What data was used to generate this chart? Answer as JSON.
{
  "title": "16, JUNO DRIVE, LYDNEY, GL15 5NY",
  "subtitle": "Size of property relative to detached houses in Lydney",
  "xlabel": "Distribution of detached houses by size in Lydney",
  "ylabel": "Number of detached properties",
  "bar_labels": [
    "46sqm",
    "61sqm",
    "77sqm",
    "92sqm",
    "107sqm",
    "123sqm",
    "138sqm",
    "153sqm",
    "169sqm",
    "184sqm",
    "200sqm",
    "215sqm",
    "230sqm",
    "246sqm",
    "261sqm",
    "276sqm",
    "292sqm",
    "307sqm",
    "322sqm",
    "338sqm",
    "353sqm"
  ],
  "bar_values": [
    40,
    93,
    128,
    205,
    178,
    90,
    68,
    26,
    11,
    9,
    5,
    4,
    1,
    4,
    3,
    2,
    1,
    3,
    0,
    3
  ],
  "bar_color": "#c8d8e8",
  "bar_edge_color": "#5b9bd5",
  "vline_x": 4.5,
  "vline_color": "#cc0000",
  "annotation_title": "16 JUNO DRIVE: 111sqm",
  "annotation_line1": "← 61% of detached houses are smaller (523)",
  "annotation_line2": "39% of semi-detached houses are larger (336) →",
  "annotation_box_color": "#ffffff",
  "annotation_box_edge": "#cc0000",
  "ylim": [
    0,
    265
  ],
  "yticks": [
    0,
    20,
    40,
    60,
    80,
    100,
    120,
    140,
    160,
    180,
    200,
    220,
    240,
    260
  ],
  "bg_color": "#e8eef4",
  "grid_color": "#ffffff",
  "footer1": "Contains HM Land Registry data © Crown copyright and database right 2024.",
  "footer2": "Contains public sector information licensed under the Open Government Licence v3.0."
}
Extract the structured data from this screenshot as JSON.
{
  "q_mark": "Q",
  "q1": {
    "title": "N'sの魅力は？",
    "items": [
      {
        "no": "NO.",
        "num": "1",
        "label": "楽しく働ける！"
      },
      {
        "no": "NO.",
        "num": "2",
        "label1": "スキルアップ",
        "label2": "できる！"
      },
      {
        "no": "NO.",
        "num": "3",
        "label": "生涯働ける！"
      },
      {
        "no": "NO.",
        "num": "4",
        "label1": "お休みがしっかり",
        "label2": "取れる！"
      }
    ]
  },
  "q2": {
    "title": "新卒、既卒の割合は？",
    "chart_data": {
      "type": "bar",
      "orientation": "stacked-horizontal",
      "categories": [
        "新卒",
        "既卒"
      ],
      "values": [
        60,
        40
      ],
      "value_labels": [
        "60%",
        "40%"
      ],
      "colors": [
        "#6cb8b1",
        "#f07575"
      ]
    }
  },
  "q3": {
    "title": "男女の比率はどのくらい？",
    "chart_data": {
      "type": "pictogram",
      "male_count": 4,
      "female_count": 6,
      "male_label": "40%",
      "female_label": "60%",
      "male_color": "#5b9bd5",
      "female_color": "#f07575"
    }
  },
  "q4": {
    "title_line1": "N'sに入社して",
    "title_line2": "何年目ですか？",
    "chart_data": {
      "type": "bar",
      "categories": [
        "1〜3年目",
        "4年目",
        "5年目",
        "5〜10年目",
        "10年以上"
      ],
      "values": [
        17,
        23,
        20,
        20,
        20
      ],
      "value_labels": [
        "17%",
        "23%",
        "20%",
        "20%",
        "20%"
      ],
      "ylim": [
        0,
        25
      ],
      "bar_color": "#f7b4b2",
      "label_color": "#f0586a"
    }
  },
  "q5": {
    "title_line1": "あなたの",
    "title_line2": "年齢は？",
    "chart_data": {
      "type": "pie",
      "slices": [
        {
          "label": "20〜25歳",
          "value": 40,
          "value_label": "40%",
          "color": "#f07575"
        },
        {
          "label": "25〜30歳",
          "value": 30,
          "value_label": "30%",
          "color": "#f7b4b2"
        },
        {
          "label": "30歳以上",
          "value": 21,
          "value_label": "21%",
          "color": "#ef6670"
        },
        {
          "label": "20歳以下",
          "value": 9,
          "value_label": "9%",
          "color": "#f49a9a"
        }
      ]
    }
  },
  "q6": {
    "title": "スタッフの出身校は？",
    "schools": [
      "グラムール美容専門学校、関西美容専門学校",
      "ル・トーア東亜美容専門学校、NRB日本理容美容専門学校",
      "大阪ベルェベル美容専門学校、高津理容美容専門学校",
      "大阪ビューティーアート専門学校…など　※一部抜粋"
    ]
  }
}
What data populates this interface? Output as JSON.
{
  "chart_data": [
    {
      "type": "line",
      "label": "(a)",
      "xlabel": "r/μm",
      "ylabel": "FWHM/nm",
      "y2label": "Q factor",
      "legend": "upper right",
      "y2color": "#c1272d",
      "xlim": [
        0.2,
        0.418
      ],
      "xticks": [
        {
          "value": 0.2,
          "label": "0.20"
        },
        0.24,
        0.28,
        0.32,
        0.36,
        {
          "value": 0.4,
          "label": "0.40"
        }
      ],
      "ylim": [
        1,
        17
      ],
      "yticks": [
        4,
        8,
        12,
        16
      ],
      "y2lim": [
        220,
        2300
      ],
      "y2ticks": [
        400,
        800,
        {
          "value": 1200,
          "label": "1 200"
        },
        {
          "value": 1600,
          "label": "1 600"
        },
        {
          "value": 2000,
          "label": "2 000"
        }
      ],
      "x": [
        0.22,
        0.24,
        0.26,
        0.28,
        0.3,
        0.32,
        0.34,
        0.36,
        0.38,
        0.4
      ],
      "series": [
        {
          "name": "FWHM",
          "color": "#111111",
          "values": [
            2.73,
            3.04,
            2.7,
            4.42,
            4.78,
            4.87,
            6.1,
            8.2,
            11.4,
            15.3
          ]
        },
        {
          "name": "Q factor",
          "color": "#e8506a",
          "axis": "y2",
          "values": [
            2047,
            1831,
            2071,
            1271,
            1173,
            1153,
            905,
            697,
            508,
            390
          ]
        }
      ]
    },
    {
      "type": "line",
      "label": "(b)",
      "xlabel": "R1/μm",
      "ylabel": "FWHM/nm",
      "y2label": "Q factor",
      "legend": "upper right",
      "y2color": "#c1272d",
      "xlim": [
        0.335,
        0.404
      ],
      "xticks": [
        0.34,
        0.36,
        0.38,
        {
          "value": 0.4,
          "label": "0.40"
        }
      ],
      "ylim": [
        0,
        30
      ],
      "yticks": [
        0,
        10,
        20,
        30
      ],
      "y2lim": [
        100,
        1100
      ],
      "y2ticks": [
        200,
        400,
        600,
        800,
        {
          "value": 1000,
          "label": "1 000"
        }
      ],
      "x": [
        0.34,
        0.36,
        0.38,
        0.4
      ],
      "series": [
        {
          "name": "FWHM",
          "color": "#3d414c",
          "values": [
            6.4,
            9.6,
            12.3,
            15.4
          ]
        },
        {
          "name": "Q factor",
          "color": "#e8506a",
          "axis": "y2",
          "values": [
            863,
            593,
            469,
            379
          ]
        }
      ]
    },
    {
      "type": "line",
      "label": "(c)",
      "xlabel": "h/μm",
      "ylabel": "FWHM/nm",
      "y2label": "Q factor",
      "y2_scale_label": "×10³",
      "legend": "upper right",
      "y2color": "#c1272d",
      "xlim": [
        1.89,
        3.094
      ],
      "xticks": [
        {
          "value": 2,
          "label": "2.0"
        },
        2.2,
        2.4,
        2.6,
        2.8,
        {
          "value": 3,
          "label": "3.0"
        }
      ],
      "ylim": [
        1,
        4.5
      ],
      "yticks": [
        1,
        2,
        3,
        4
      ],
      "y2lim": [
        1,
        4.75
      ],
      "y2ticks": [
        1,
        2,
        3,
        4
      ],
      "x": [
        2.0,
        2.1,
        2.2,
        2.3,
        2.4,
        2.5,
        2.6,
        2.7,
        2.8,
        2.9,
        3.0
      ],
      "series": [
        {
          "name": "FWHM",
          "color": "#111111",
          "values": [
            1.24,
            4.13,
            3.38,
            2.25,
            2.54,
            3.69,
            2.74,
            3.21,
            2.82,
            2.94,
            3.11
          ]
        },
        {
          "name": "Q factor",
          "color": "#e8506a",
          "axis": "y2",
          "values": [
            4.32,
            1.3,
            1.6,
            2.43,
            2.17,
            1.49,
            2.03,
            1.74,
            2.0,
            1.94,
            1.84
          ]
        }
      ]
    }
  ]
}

---------------

(What needs to be done) Write out each line of the data that holds the string "ffffff".

(Problem solution)
  "annotation_box_color": "#ffffff",
  "grid_color": "#ffffff",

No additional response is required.